__Problem__
Write out the listing below in full and exactly, leaving out every picture.

— START Material shown —

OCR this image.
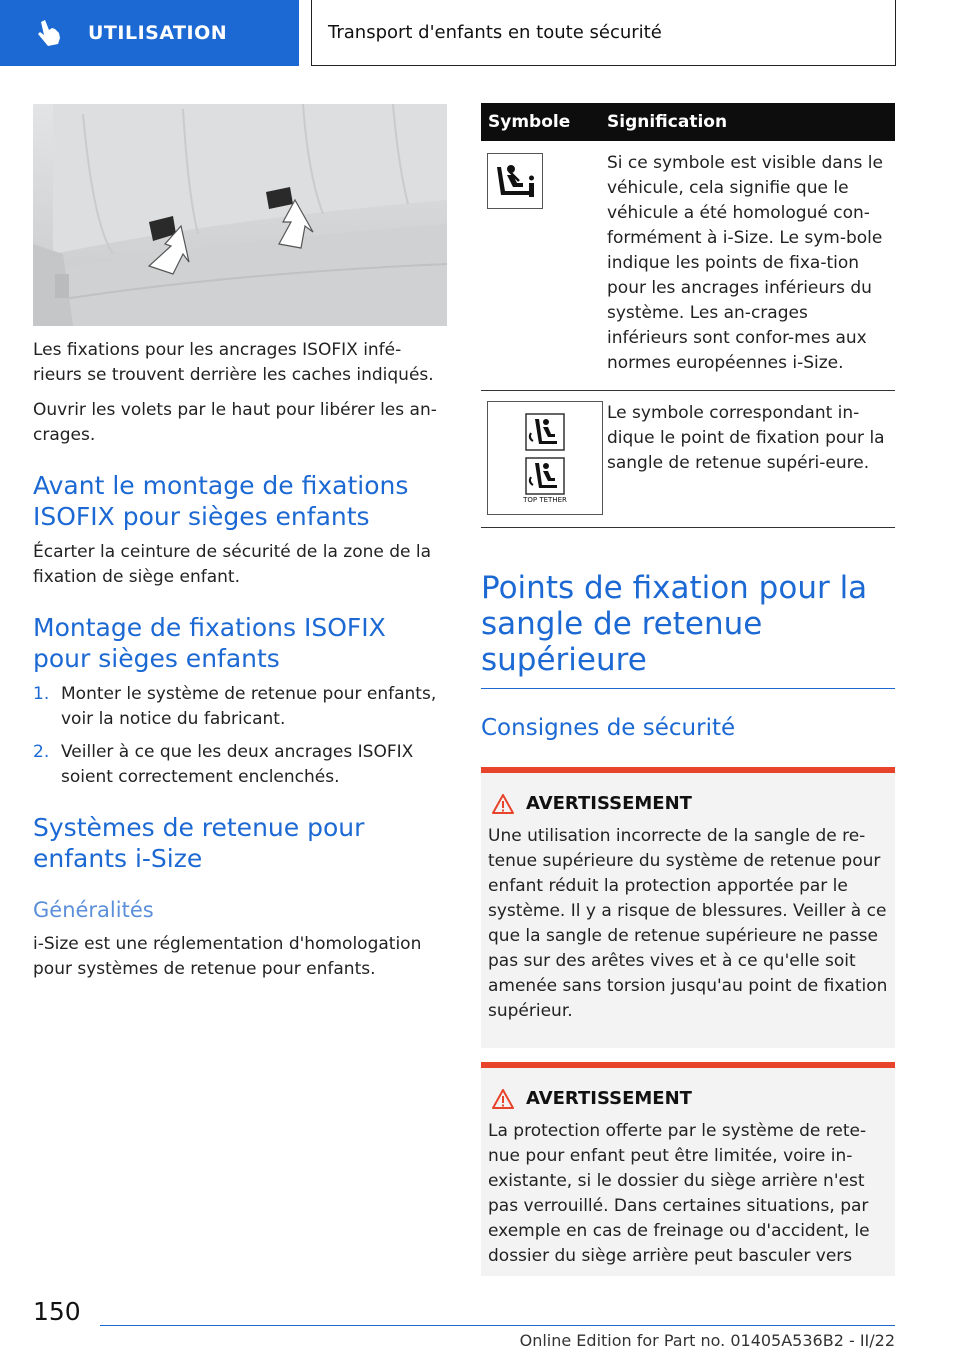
UTILISATION	Transport d'enfants en toute sécurité

Les fixations pour les ancrages ISOFIX infé-rieurs se trouvent derrière les caches indiqués.

Ouvrir les volets par le haut pour libérer les an-crages.

Avant le montage de fixations ISOFIX pour sièges enfants

Écarter la ceinture de sécurité de la zone de la fixation de siège enfant.

Montage de fixations ISOFIX pour sièges enfants
1. Monter le système de retenue pour enfants, voir la notice du fabricant.
2. Veiller à ce que les deux ancrages ISOFIX soient correctement enclenchés.
Systèmes de retenue pour enfants i-Size
Généralités

i-Size est une réglementation d'homologation pour systèmes de retenue pour enfants.

Symbole	Signification
Si ce symbole est visible dans le véhicule, cela signifie que le véhicule a été homologué con-formément à i-Size. Le sym-bole indique les points de fixa-tion pour les ancrages inférieurs du système. Les an-crages inférieurs sont confor-mes aux normes européennes i-Size.
TOP TETHER
Le symbole correspondant in-dique le point de fixation pour la sangle de retenue supéri-eure.
Points de fixation pour la sangle de retenue supérieure
Consignes de sécurité
AVERTISSEMENT
Une utilisation incorrecte de la sangle de re-tenue supérieure du système de retenue pour enfant réduit la protection apportée par le système. Il y a risque de blessures. Veiller à ce que la sangle de retenue supérieure ne passe pas sur des arêtes vives et à ce qu'elle soit amenée sans torsion jusqu'au point de fixation supérieur.
AVERTISSEMENT
La protection offerte par le système de rete-nue pour enfant peut être limitée, voire in-existante, si le dossier du siège arrière n'est pas verrouillé. Dans certaines situations, par exemple en cas de freinage ou d'accident, le dossier du siège arrière peut basculer vers
150
Online Edition for Part no. 01405A536B2 - II/22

— END Material shown —

__Exercise response__
OCR this image.
UTILISATION	Transport d'enfants en toute sécurité

Les fixations pour les ancrages ISOFIX infé-rieurs se trouvent derrière les caches indiqués.

Ouvrir les volets par le haut pour libérer les an-crages.

Avant le montage de fixations ISOFIX pour sièges enfants

Écarter la ceinture de sécurité de la zone de la fixation de siège enfant.

Montage de fixations ISOFIX pour sièges enfants
1. Monter le système de retenue pour enfants, voir la notice du fabricant.
2. Veiller à ce que les deux ancrages ISOFIX soient correctement enclenchés.
Systèmes de retenue pour enfants i-Size
Généralités

i-Size est une réglementation d'homologation pour systèmes de retenue pour enfants.

Symbole	Signification
Si ce symbole est visible dans le véhicule, cela signifie que le véhicule a été homologué con-formément à i-Size. Le sym-bole indique les points de fixa-tion pour les ancrages inférieurs du système. Les an-crages inférieurs sont confor-mes aux normes européennes i-Size.
TOP TETHER
Le symbole correspondant in-dique le point de fixation pour la sangle de retenue supéri-eure.
Points de fixation pour la sangle de retenue supérieure
Consignes de sécurité
AVERTISSEMENT
Une utilisation incorrecte de la sangle de re-tenue supérieure du système de retenue pour enfant réduit la protection apportée par le système. Il y a risque de blessures. Veiller à ce que la sangle de retenue supérieure ne passe pas sur des arêtes vives et à ce qu'elle soit amenée sans torsion jusqu'au point de fixation supérieur.
AVERTISSEMENT
La protection offerte par le système de rete-nue pour enfant peut être limitée, voire in-existante, si le dossier du siège arrière n'est pas verrouillé. Dans certaines situations, par exemple en cas de freinage ou d'accident, le dossier du siège arrière peut basculer vers
150
Online Edition for Part no. 01405A536B2 - II/22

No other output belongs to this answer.